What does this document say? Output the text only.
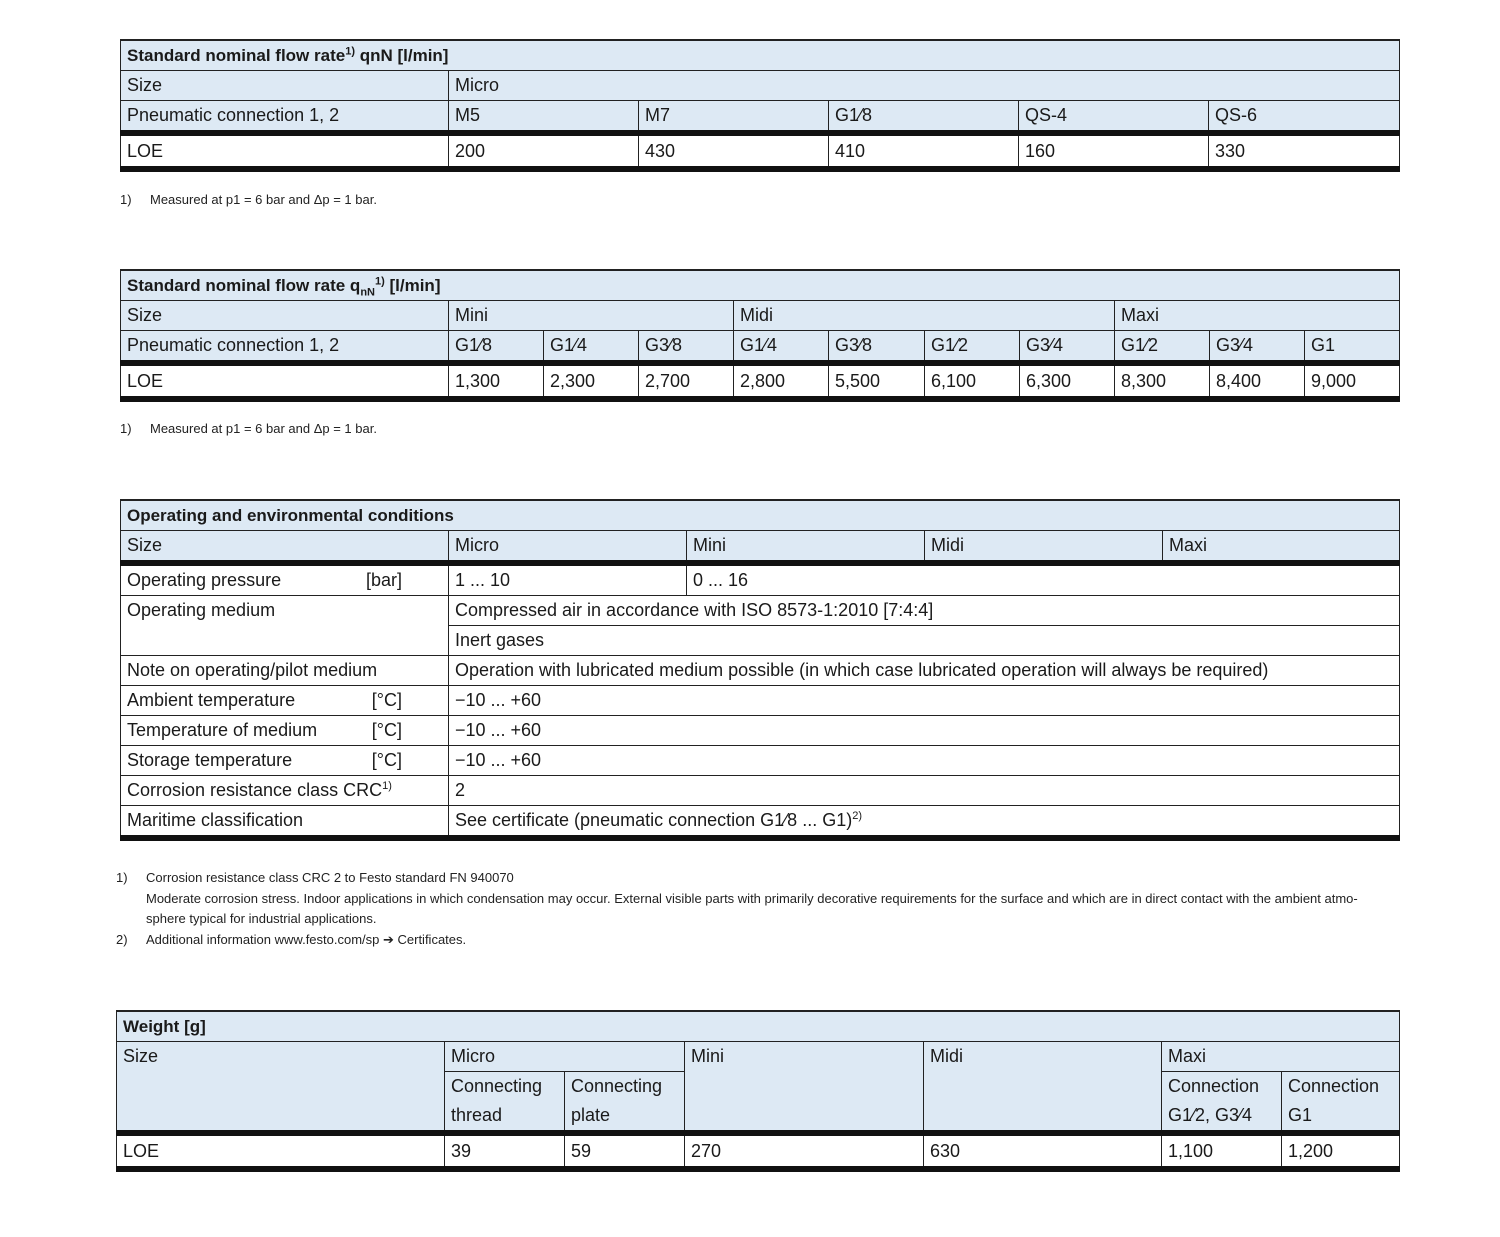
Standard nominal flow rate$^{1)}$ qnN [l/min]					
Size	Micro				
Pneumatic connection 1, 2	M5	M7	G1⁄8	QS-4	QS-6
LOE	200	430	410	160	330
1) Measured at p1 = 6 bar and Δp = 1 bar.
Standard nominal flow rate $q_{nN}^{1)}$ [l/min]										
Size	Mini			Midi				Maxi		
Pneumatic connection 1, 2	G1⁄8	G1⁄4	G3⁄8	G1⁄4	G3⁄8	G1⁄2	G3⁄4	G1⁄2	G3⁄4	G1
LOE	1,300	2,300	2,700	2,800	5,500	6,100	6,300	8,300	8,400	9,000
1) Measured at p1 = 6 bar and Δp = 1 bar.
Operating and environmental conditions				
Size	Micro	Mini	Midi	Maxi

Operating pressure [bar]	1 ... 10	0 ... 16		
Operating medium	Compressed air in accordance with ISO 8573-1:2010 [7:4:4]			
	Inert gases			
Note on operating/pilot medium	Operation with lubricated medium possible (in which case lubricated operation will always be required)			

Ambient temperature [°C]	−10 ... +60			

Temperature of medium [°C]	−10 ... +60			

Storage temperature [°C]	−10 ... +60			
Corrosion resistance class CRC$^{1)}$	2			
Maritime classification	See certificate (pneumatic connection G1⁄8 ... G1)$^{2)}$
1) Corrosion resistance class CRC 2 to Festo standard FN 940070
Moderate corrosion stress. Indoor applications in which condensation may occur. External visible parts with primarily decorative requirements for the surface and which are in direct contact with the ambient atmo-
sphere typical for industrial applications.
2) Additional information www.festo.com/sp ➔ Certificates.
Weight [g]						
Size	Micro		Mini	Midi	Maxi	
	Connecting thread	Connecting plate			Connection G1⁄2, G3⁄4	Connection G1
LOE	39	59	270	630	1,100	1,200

------------------------------------

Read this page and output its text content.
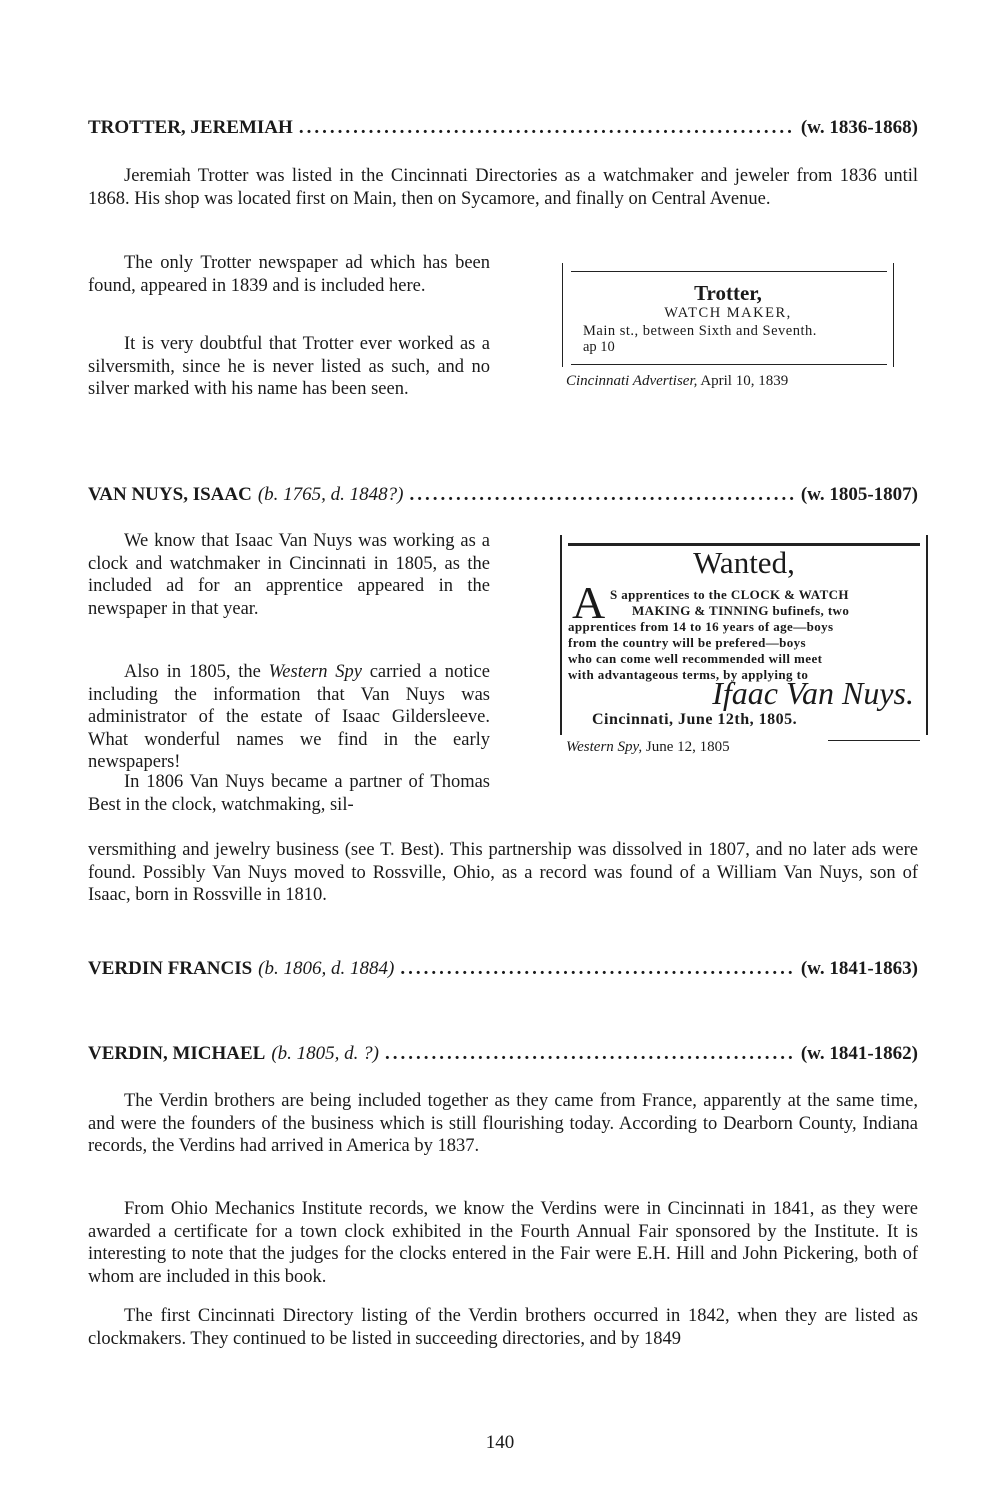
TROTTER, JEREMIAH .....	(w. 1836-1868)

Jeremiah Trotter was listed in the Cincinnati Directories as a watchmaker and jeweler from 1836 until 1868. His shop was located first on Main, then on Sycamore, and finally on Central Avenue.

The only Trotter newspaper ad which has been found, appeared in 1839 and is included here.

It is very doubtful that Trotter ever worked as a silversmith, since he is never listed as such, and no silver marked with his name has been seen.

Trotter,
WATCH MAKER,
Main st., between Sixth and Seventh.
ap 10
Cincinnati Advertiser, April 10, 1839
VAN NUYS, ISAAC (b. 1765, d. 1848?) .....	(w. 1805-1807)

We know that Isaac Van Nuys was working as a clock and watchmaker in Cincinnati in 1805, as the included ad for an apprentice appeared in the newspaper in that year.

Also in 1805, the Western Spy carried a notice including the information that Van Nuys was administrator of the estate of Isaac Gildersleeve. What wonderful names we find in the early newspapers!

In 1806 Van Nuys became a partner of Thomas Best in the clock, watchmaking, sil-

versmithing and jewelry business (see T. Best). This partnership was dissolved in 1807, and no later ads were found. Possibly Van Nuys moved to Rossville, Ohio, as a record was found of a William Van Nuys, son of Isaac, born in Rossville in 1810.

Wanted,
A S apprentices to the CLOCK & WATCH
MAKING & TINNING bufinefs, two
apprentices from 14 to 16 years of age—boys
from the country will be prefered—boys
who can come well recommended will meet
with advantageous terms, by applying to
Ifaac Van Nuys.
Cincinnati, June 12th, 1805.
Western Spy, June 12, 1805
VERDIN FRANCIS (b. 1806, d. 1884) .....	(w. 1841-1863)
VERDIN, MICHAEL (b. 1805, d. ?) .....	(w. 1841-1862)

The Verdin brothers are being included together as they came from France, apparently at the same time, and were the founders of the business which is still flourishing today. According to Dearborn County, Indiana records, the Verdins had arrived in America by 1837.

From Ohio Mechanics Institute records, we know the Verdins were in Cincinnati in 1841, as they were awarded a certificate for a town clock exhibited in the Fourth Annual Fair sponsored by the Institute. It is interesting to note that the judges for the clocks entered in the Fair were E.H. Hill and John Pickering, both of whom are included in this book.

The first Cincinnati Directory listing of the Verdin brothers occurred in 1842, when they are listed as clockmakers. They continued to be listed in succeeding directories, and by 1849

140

------------------------------------

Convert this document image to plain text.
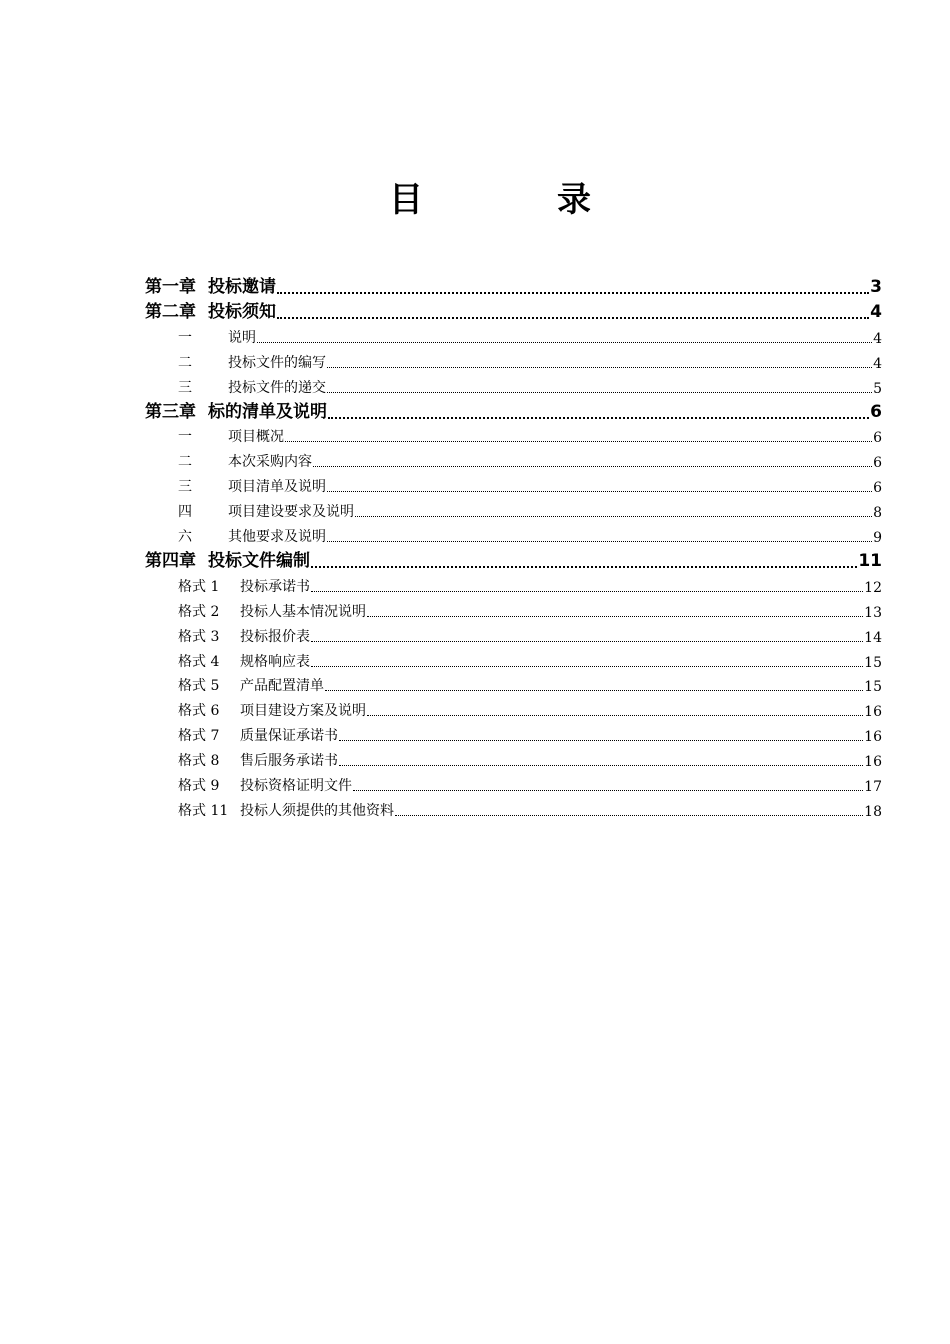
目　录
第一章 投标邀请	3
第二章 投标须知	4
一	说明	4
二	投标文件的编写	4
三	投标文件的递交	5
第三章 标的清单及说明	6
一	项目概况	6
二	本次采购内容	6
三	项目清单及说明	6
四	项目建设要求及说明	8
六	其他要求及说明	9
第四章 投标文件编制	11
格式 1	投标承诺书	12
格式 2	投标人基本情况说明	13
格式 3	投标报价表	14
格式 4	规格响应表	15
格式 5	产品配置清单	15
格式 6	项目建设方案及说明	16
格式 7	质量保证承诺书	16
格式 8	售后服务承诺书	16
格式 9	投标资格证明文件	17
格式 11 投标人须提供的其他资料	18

------------------------------------

> Stated exercise:
Select every line of the material above holding the word "Micro" and copy it.

> Answer for this exercise:
Size	Micro				
Size	Micro	Mini	Midi	Maxi
Size	Micro		Mini	Midi	Maxi	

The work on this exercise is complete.